→ **Supplied records**
+ + + + +

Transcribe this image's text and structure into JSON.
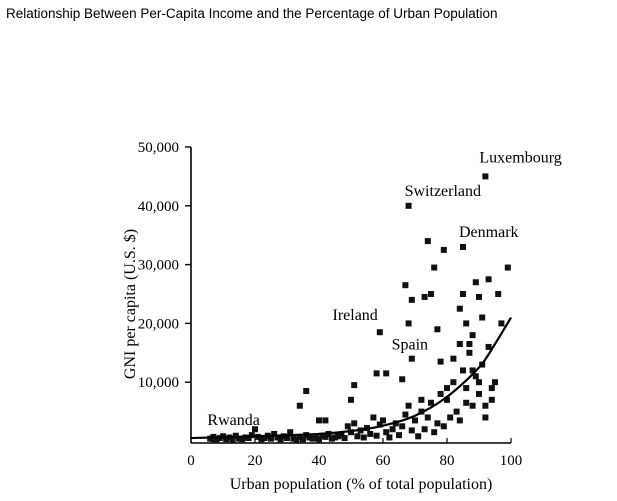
{
  "page": {
    "title": "Relationship Between Per-Capita Income and the Percentage of Urban Population"
  },
  "chart_data": {
    "type": "scatter",
    "title": "",
    "xlabel": "Urban population (% of total population)",
    "ylabel": "GNI per capita (U.S. $)",
    "xlim": [
      0,
      100
    ],
    "ylim": [
      0,
      50000
    ],
    "xticks": [
      0,
      20,
      40,
      60,
      80,
      100
    ],
    "yticks": [
      10000,
      20000,
      30000,
      40000,
      50000
    ],
    "xtick_labels": [
      "0",
      "20",
      "40",
      "60",
      "80",
      "100"
    ],
    "ytick_labels": [
      "10,000",
      "20,000",
      "30,000",
      "40,000",
      "50,000"
    ],
    "grid": false,
    "marker_color": "#111111",
    "series": [
      {
        "points": [
          [
            6,
            400
          ],
          [
            7,
            700
          ],
          [
            8,
            300
          ],
          [
            9,
            500
          ],
          [
            10,
            800
          ],
          [
            11,
            300
          ],
          [
            12,
            600
          ],
          [
            13,
            200
          ],
          [
            14,
            900
          ],
          [
            15,
            400
          ],
          [
            16,
            300
          ],
          [
            17,
            600
          ],
          [
            18,
            500
          ],
          [
            19,
            1000
          ],
          [
            20,
            2000
          ],
          [
            21,
            700
          ],
          [
            22,
            300
          ],
          [
            23,
            500
          ],
          [
            24,
            900
          ],
          [
            25,
            400
          ],
          [
            26,
            1200
          ],
          [
            27,
            600
          ],
          [
            28,
            300
          ],
          [
            29,
            800
          ],
          [
            30,
            500
          ],
          [
            31,
            1500
          ],
          [
            32,
            400
          ],
          [
            33,
            200
          ],
          [
            34,
            700
          ],
          [
            35,
            300
          ],
          [
            36,
            1000
          ],
          [
            37,
            600
          ],
          [
            38,
            400
          ],
          [
            39,
            500
          ],
          [
            40,
            300
          ],
          [
            41,
            900
          ],
          [
            42,
            700
          ],
          [
            43,
            1200
          ],
          [
            44,
            400
          ],
          [
            45,
            600
          ],
          [
            46,
            800
          ],
          [
            47,
            1100
          ],
          [
            48,
            500
          ],
          [
            49,
            2500
          ],
          [
            50,
            1500
          ],
          [
            51,
            3000
          ],
          [
            52,
            800
          ],
          [
            53,
            1800
          ],
          [
            54,
            600
          ],
          [
            55,
            2200
          ],
          [
            56,
            1200
          ],
          [
            57,
            4000
          ],
          [
            58,
            900
          ],
          [
            59,
            2800
          ],
          [
            60,
            3500
          ],
          [
            61,
            1500
          ],
          [
            62,
            600
          ],
          [
            63,
            2000
          ],
          [
            64,
            3000
          ],
          [
            65,
            1000
          ],
          [
            66,
            2500
          ],
          [
            67,
            4500
          ],
          [
            68,
            6000
          ],
          [
            69,
            1800
          ],
          [
            70,
            3500
          ],
          [
            71,
            800
          ],
          [
            72,
            5000
          ],
          [
            73,
            2000
          ],
          [
            74,
            4000
          ],
          [
            75,
            6500
          ],
          [
            76,
            1500
          ],
          [
            77,
            3000
          ],
          [
            78,
            8000
          ],
          [
            79,
            2500
          ],
          [
            80,
            7000
          ],
          [
            81,
            4000
          ],
          [
            82,
            10000
          ],
          [
            83,
            5000
          ],
          [
            84,
            3500
          ],
          [
            85,
            12000
          ],
          [
            86,
            9000
          ],
          [
            87,
            15000
          ],
          [
            88,
            6000
          ],
          [
            89,
            11000
          ],
          [
            90,
            8000
          ],
          [
            91,
            13000
          ],
          [
            92,
            4000
          ],
          [
            93,
            16000
          ],
          [
            94,
            7000
          ],
          [
            95,
            10000
          ],
          [
            34,
            6000
          ],
          [
            36,
            8500
          ],
          [
            40,
            3500
          ],
          [
            42,
            3500
          ],
          [
            51,
            9500
          ],
          [
            50,
            7000
          ],
          [
            58,
            11500
          ],
          [
            61,
            11500
          ],
          [
            66,
            10500
          ],
          [
            67,
            26500
          ],
          [
            69,
            24000
          ],
          [
            73,
            24500
          ],
          [
            75,
            25000
          ],
          [
            68,
            20000
          ],
          [
            77,
            19000
          ],
          [
            74,
            34000
          ],
          [
            76,
            29500
          ],
          [
            79,
            32500
          ],
          [
            85,
            25000
          ],
          [
            86,
            20000
          ],
          [
            87,
            16500
          ],
          [
            89,
            27000
          ],
          [
            90,
            24500
          ],
          [
            91,
            21000
          ],
          [
            93,
            27500
          ],
          [
            96,
            25000
          ],
          [
            97,
            20000
          ],
          [
            99,
            29500
          ],
          [
            84,
            22500
          ],
          [
            88,
            18000
          ],
          [
            72,
            7000
          ],
          [
            78,
            13500
          ],
          [
            80,
            9000
          ],
          [
            82,
            14000
          ],
          [
            84,
            16500
          ],
          [
            86,
            6500
          ],
          [
            88,
            12000
          ],
          [
            90,
            10000
          ],
          [
            92,
            6000
          ],
          [
            94,
            9000
          ]
        ]
      }
    ],
    "annotations": [
      {
        "label": "Luxembourg",
        "x": 92,
        "y": 45000
      },
      {
        "label": "Switzerland",
        "x": 68,
        "y": 40000
      },
      {
        "label": "Denmark",
        "x": 85,
        "y": 33000
      },
      {
        "label": "Ireland",
        "x": 59,
        "y": 18500
      },
      {
        "label": "Spain",
        "x": 69,
        "y": 14000
      },
      {
        "label": "Rwanda",
        "x": 7,
        "y": 300
      }
    ],
    "trend_curve": [
      [
        0,
        500
      ],
      [
        20,
        800
      ],
      [
        40,
        1200
      ],
      [
        50,
        1700
      ],
      [
        60,
        2600
      ],
      [
        70,
        4300
      ],
      [
        80,
        7500
      ],
      [
        90,
        12500
      ],
      [
        95,
        16500
      ],
      [
        100,
        21000
      ]
    ]
  }
}
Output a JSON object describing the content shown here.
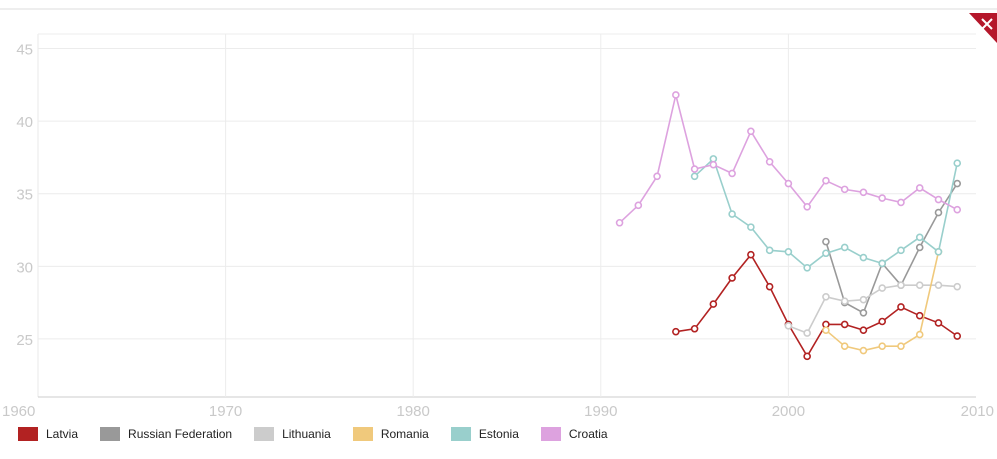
{
  "chart_data": {
    "type": "line",
    "xlim": [
      1960,
      2010
    ],
    "ylim": [
      21,
      46
    ],
    "x_ticks": [
      "1960",
      "1970",
      "1980",
      "1990",
      "2000",
      "2010"
    ],
    "y_ticks": [
      "25",
      "30",
      "35",
      "40",
      "45"
    ],
    "grid": true,
    "legend_position": "bottom",
    "series": [
      {
        "name": "Latvia",
        "color": "#b22222",
        "x": [
          1994,
          1995,
          1996,
          1997,
          1998,
          1999,
          2000,
          2001,
          2002,
          2003,
          2004,
          2005,
          2006,
          2007,
          2008,
          2009
        ],
        "y": [
          25.5,
          25.7,
          27.4,
          29.2,
          30.8,
          28.6,
          26.0,
          23.8,
          26.0,
          26.0,
          25.6,
          26.2,
          27.2,
          26.6,
          26.1,
          25.2
        ]
      },
      {
        "name": "Russian Federation",
        "color": "#999999",
        "x": [
          2002,
          2003,
          2004,
          2005,
          2006,
          2007,
          2008,
          2009
        ],
        "y": [
          31.7,
          27.5,
          26.8,
          30.2,
          28.7,
          31.3,
          33.7,
          35.7
        ]
      },
      {
        "name": "Lithuania",
        "color": "#cccccc",
        "x": [
          2000,
          2001,
          2002,
          2003,
          2004,
          2005,
          2006,
          2007,
          2008,
          2009
        ],
        "y": [
          25.9,
          25.4,
          27.9,
          27.6,
          27.7,
          28.5,
          28.7,
          28.7,
          28.7,
          28.6
        ]
      },
      {
        "name": "Romania",
        "color": "#f0c97c",
        "x": [
          2002,
          2003,
          2004,
          2005,
          2006,
          2007,
          2008
        ],
        "y": [
          25.6,
          24.5,
          24.2,
          24.5,
          24.5,
          25.3,
          31.0
        ]
      },
      {
        "name": "Estonia",
        "color": "#99cfcc",
        "x": [
          1995,
          1996,
          1997,
          1998,
          1999,
          2000,
          2001,
          2002,
          2003,
          2004,
          2005,
          2006,
          2007,
          2008,
          2009
        ],
        "y": [
          36.2,
          37.4,
          33.6,
          32.7,
          31.1,
          31.0,
          29.9,
          30.9,
          31.3,
          30.6,
          30.2,
          31.1,
          32.0,
          31.0,
          37.1
        ]
      },
      {
        "name": "Croatia",
        "color": "#dda2df",
        "x": [
          1991,
          1992,
          1993,
          1994,
          1995,
          1996,
          1997,
          1998,
          1999,
          2000,
          2001,
          2002,
          2003,
          2004,
          2005,
          2006,
          2007,
          2008,
          2009
        ],
        "y": [
          33.0,
          34.2,
          36.2,
          41.8,
          36.7,
          37.0,
          36.4,
          39.3,
          37.2,
          35.7,
          34.1,
          35.9,
          35.3,
          35.1,
          34.7,
          34.4,
          35.4,
          34.6,
          33.9
        ]
      }
    ]
  },
  "toolbar": {
    "icon": "scissors-icon"
  }
}
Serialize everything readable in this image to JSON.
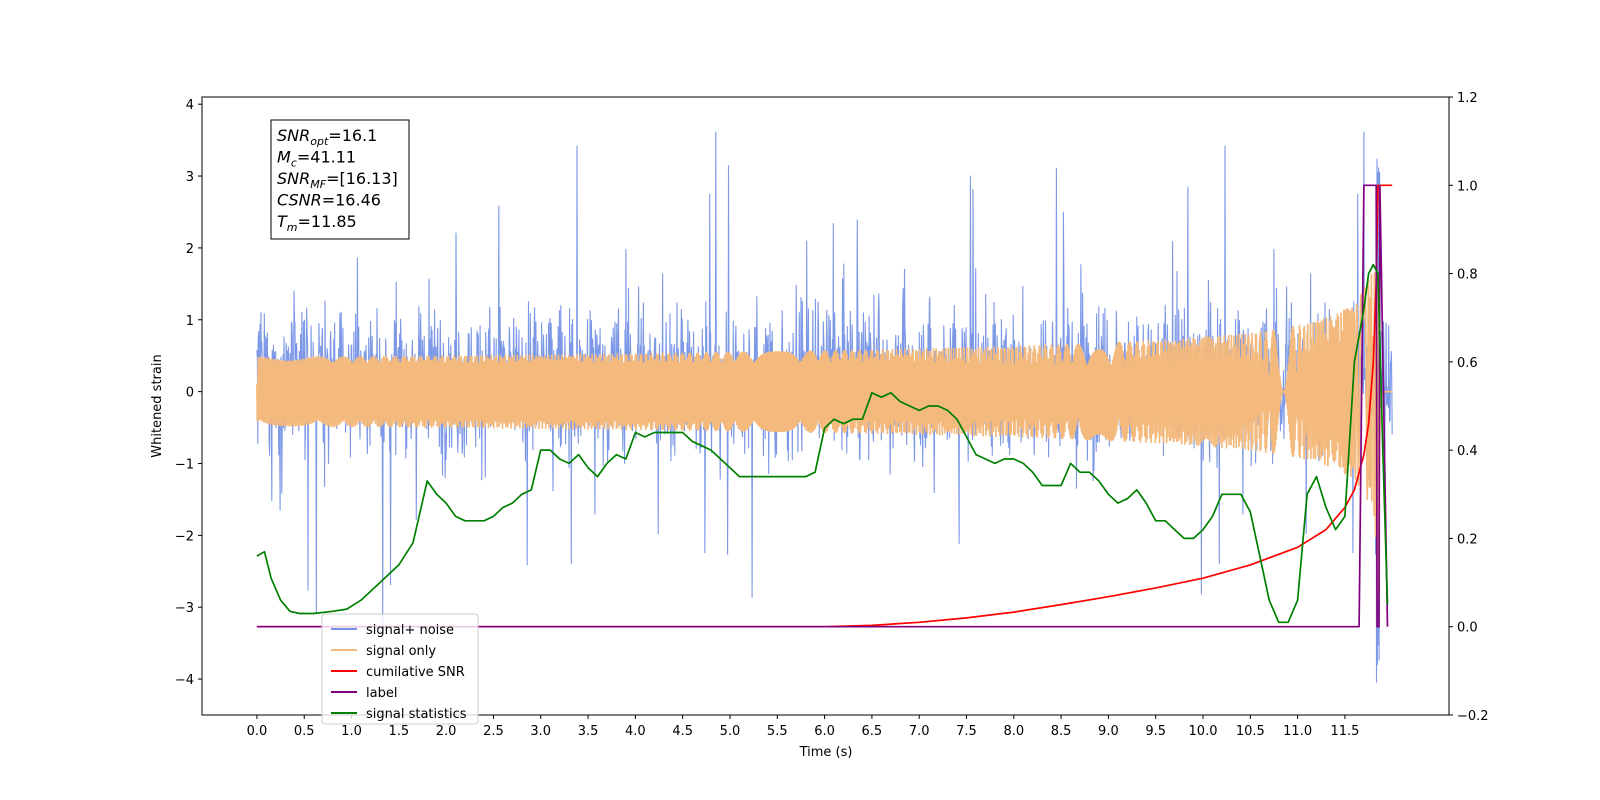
{
  "chart_data": {
    "type": "line",
    "xlabel": "Time (s)",
    "ylabel": "Whitened strain",
    "xlim": [
      -0.5805,
      12.6
    ],
    "ylim": [
      -4.5,
      4.1
    ],
    "ylim_right": [
      -0.2,
      1.2
    ],
    "x_ticks": [
      "0.0",
      "0.5",
      "1.0",
      "1.5",
      "2.0",
      "2.5",
      "3.0",
      "3.5",
      "4.0",
      "4.5",
      "5.0",
      "5.5",
      "6.0",
      "6.5",
      "7.0",
      "7.5",
      "8.0",
      "8.5",
      "9.0",
      "9.5",
      "10.0",
      "10.5",
      "11.0",
      "11.5"
    ],
    "y_ticks_left": [
      "−4",
      "−3",
      "−2",
      "−1",
      "0",
      "1",
      "2",
      "3",
      "4"
    ],
    "y_ticks_right": [
      "−0.2",
      "0.0",
      "0.2",
      "0.4",
      "0.6",
      "0.8",
      "1.0",
      "1.2"
    ],
    "legend_position": "lower-left",
    "grid": false,
    "annotation": {
      "lines": [
        {
          "var": "SNR",
          "sub": "opt",
          "value": "=16.1"
        },
        {
          "var": "M",
          "sub": "c",
          "value": "=41.11"
        },
        {
          "var": "SNR",
          "sub": "MF",
          "value": "=[16.13]"
        },
        {
          "var": "CSNR",
          "sub": "",
          "value": "=16.46"
        },
        {
          "var": "T",
          "sub": "m",
          "value": "=11.85"
        }
      ]
    },
    "series": [
      {
        "name": "signal+ noise",
        "color": "#7592e6",
        "axis": "left",
        "kind": "noise",
        "t_end": 12.0,
        "merger_t": 11.85,
        "typical_amplitude": 1.3,
        "peak_max": 3.7,
        "peak_min": -4.1
      },
      {
        "name": "signal only",
        "color": "#f4b97c",
        "axis": "left",
        "kind": "chirp",
        "t_end": 12.0,
        "merger_t": 11.85,
        "peak_max": 3.5,
        "peak_min": -3.5
      },
      {
        "name": "cumilative SNR",
        "color": "#ff0000",
        "axis": "right",
        "x": [
          0.0,
          6.0,
          6.5,
          7.0,
          7.5,
          8.0,
          8.5,
          9.0,
          9.5,
          10.0,
          10.5,
          11.0,
          11.3,
          11.5,
          11.6,
          11.7,
          11.75,
          11.8,
          11.83,
          11.85,
          12.0
        ],
        "y": [
          0.0,
          0.0,
          0.003,
          0.01,
          0.02,
          0.033,
          0.05,
          0.068,
          0.088,
          0.11,
          0.14,
          0.18,
          0.22,
          0.27,
          0.31,
          0.39,
          0.46,
          0.6,
          0.78,
          1.0,
          1.0
        ]
      },
      {
        "name": "label",
        "color": "#800080",
        "axis": "right",
        "x": [
          0.0,
          11.65,
          11.7,
          11.83,
          11.84,
          11.86,
          11.87,
          11.95
        ],
        "y": [
          0.0,
          0.0,
          1.0,
          1.0,
          0.0,
          0.0,
          1.0,
          0.0
        ]
      },
      {
        "name": "signal statistics",
        "color": "#008000",
        "axis": "right",
        "x": [
          0.0,
          0.08,
          0.15,
          0.25,
          0.35,
          0.45,
          0.6,
          0.8,
          0.95,
          1.1,
          1.3,
          1.5,
          1.65,
          1.8,
          1.9,
          2.0,
          2.1,
          2.2,
          2.4,
          2.5,
          2.6,
          2.7,
          2.8,
          2.9,
          3.0,
          3.1,
          3.2,
          3.3,
          3.4,
          3.5,
          3.6,
          3.7,
          3.8,
          3.9,
          4.0,
          4.1,
          4.2,
          4.3,
          4.4,
          4.5,
          4.6,
          4.7,
          4.8,
          4.9,
          5.0,
          5.1,
          5.2,
          5.3,
          5.4,
          5.5,
          5.6,
          5.7,
          5.8,
          5.9,
          6.0,
          6.1,
          6.2,
          6.3,
          6.4,
          6.5,
          6.6,
          6.7,
          6.8,
          6.9,
          7.0,
          7.1,
          7.2,
          7.3,
          7.4,
          7.5,
          7.6,
          7.7,
          7.8,
          7.9,
          8.0,
          8.1,
          8.2,
          8.3,
          8.4,
          8.5,
          8.6,
          8.7,
          8.8,
          8.9,
          9.0,
          9.1,
          9.2,
          9.3,
          9.4,
          9.5,
          9.6,
          9.7,
          9.8,
          9.9,
          10.0,
          10.1,
          10.2,
          10.3,
          10.4,
          10.5,
          10.6,
          10.7,
          10.8,
          10.9,
          11.0,
          11.1,
          11.2,
          11.3,
          11.4,
          11.5,
          11.6,
          11.7,
          11.75,
          11.8,
          11.85,
          11.9,
          11.95
        ],
        "y": [
          0.16,
          0.17,
          0.11,
          0.06,
          0.035,
          0.03,
          0.03,
          0.035,
          0.04,
          0.06,
          0.1,
          0.14,
          0.19,
          0.33,
          0.3,
          0.28,
          0.25,
          0.24,
          0.24,
          0.25,
          0.27,
          0.28,
          0.3,
          0.31,
          0.4,
          0.4,
          0.38,
          0.37,
          0.39,
          0.36,
          0.34,
          0.37,
          0.39,
          0.38,
          0.44,
          0.43,
          0.44,
          0.44,
          0.44,
          0.44,
          0.42,
          0.41,
          0.4,
          0.38,
          0.36,
          0.34,
          0.34,
          0.34,
          0.34,
          0.34,
          0.34,
          0.34,
          0.34,
          0.35,
          0.45,
          0.47,
          0.46,
          0.47,
          0.47,
          0.53,
          0.52,
          0.53,
          0.51,
          0.5,
          0.49,
          0.5,
          0.5,
          0.49,
          0.47,
          0.43,
          0.39,
          0.38,
          0.37,
          0.38,
          0.38,
          0.37,
          0.35,
          0.32,
          0.32,
          0.32,
          0.37,
          0.35,
          0.35,
          0.33,
          0.3,
          0.28,
          0.29,
          0.31,
          0.28,
          0.24,
          0.24,
          0.22,
          0.2,
          0.2,
          0.22,
          0.25,
          0.3,
          0.3,
          0.3,
          0.26,
          0.16,
          0.06,
          0.01,
          0.01,
          0.06,
          0.3,
          0.34,
          0.27,
          0.22,
          0.25,
          0.6,
          0.72,
          0.8,
          0.82,
          0.8,
          0.4,
          0.05
        ]
      }
    ]
  }
}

+ + + + +

→ **Exercise brief**
Report the number of lines in the entries above that include the word "JSON" and add nothing to it.

→ **Solution below**
3